__The problem__: What is the number of lines in the data holding the word "cooling"? Give that number by itself.

:: Supplied records

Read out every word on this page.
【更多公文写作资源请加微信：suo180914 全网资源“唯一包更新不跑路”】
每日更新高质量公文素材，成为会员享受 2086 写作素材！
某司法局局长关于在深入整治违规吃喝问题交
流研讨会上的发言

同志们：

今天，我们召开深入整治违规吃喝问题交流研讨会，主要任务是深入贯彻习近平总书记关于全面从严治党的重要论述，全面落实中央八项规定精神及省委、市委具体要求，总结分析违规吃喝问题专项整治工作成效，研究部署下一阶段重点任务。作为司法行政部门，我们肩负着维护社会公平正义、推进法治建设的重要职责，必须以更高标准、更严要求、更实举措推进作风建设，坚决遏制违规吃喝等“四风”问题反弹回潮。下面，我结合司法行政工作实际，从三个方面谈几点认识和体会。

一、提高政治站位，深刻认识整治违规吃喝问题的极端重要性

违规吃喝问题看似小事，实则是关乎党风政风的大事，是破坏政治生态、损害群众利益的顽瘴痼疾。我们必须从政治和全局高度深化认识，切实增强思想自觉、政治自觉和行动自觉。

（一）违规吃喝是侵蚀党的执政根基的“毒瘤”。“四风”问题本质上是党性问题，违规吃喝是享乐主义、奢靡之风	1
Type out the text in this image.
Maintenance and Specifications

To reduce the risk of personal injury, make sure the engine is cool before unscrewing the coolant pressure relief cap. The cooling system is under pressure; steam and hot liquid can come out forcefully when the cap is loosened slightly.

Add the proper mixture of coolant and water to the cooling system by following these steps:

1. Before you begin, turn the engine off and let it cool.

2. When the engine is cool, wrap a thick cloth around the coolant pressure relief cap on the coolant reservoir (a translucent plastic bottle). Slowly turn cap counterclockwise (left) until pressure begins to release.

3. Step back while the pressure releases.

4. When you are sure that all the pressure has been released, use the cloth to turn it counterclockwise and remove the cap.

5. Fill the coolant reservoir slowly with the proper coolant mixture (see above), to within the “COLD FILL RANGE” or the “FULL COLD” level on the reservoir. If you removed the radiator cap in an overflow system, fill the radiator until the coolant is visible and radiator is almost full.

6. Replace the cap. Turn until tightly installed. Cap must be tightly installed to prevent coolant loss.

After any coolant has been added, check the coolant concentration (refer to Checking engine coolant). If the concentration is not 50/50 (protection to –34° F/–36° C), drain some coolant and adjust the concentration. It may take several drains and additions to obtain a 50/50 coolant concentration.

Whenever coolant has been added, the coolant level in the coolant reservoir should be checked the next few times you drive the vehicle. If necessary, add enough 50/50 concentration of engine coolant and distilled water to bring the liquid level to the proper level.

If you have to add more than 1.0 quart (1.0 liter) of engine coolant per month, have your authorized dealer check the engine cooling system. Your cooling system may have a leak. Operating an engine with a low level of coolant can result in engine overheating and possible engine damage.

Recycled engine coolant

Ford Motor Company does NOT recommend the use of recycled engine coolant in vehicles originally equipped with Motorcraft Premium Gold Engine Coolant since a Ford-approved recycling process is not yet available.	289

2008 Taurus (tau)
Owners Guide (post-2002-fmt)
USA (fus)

::::

__Exercise response__: 3